§ **TASK DESCRIPTION**:
In the records that follow, locate every line with "practice" and extract it.
** Start **
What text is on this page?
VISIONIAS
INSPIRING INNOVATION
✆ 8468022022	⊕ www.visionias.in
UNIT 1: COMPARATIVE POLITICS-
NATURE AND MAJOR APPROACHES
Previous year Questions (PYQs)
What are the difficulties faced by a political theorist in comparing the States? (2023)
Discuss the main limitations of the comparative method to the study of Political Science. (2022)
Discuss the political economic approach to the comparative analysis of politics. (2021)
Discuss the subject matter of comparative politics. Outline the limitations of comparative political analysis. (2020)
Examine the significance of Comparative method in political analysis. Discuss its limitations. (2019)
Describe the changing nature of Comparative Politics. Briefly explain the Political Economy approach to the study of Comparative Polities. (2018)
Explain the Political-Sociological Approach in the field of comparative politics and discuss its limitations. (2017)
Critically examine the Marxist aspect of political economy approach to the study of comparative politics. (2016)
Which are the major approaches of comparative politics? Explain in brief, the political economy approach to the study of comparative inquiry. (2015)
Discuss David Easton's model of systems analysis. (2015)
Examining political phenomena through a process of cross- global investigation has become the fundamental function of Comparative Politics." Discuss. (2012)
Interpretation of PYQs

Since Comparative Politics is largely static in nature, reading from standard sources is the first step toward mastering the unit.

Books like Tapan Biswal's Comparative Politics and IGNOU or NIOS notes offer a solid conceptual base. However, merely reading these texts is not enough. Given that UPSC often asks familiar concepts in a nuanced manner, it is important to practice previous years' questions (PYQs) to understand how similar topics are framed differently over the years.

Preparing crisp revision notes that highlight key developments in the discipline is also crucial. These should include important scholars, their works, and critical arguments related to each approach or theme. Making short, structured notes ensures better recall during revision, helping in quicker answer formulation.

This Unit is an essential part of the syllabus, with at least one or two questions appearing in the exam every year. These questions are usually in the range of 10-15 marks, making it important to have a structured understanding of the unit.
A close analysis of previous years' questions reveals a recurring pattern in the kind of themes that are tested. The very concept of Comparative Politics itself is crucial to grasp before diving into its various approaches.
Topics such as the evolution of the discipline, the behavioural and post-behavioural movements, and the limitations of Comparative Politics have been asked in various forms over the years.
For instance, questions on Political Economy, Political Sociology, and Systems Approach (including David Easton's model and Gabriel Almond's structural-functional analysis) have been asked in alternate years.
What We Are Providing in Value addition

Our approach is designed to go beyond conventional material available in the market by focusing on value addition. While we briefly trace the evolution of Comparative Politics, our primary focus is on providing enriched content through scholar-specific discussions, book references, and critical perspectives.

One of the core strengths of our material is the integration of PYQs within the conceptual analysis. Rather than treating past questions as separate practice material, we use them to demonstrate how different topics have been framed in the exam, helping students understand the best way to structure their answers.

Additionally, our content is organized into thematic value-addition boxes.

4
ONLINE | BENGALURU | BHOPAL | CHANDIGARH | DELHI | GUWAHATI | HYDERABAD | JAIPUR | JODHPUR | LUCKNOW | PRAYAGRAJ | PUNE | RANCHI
** End **
** Start **
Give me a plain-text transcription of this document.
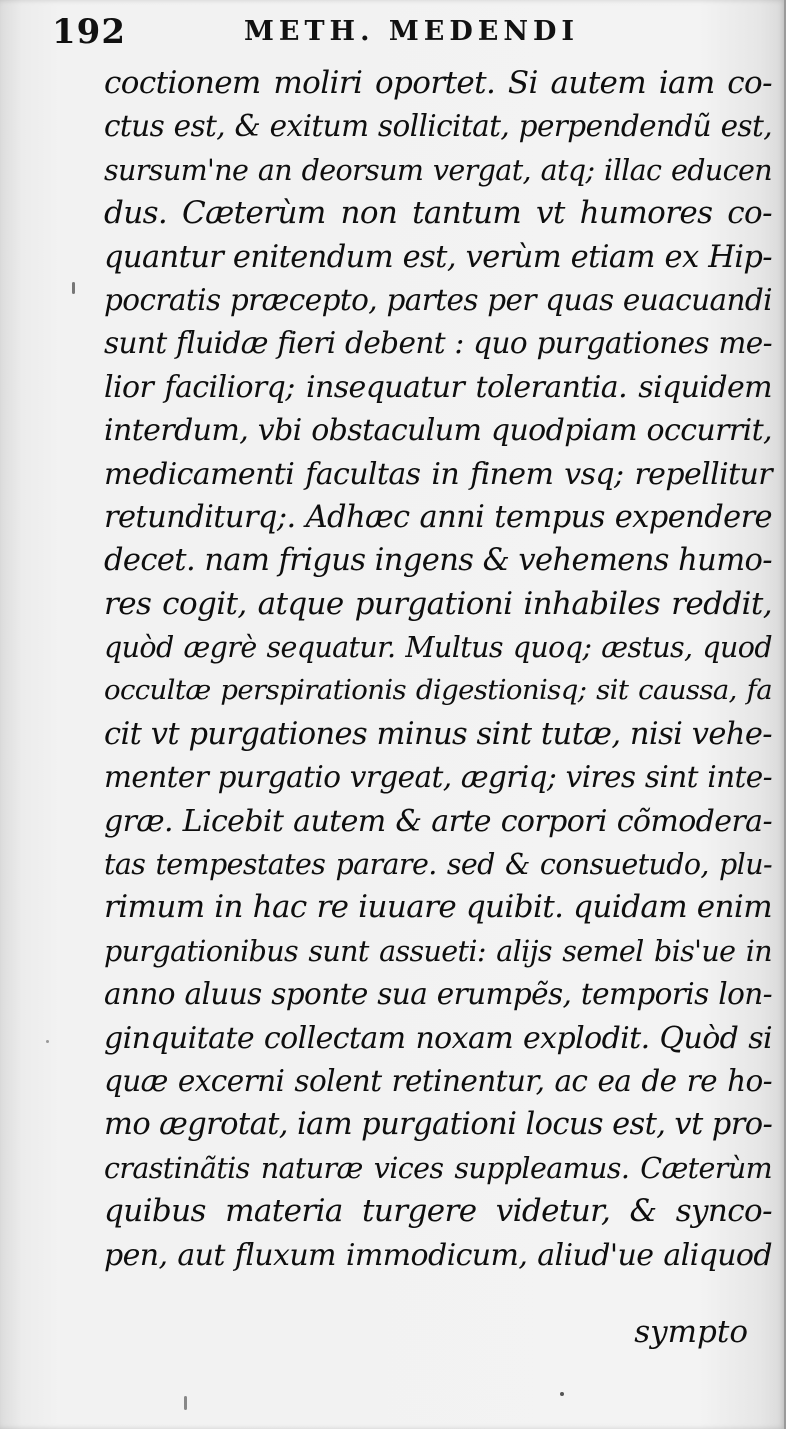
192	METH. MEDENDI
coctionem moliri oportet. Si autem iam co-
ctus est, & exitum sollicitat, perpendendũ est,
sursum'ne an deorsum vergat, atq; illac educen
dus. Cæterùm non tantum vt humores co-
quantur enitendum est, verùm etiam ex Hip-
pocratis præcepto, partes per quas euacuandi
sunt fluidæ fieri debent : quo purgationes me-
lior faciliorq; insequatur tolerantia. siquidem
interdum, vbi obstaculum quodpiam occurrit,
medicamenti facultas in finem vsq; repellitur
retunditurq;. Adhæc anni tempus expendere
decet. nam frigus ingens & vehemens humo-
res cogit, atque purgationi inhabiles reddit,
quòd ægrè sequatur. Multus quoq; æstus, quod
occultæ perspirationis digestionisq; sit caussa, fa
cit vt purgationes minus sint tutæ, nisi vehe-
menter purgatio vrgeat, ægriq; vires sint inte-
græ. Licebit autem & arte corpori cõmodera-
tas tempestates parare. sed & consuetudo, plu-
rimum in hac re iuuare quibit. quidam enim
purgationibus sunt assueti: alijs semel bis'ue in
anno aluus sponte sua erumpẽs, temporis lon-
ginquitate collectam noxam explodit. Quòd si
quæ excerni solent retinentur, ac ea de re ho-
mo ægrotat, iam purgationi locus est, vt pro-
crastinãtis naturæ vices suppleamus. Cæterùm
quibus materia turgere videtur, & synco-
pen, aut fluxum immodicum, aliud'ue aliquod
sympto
** End **
§ **SOLVED EXERCISE**:
Books like Tapan Biswal's Comparative Politics and IGNOU or NIOS notes offer a solid conceptual base. However, merely reading these texts is not enough. Given that UPSC often asks familiar concepts in a nuanced manner, it is important to practice previous years' questions (PYQs) to understand how similar topics are framed differently over the years.
One of the core strengths of our material is the integration of PYQs within the conceptual analysis. Rather than treating past questions as separate practice material, we use them to demonstrate how different topics have been framed in the exam, helping students understand the best way to structure their answers.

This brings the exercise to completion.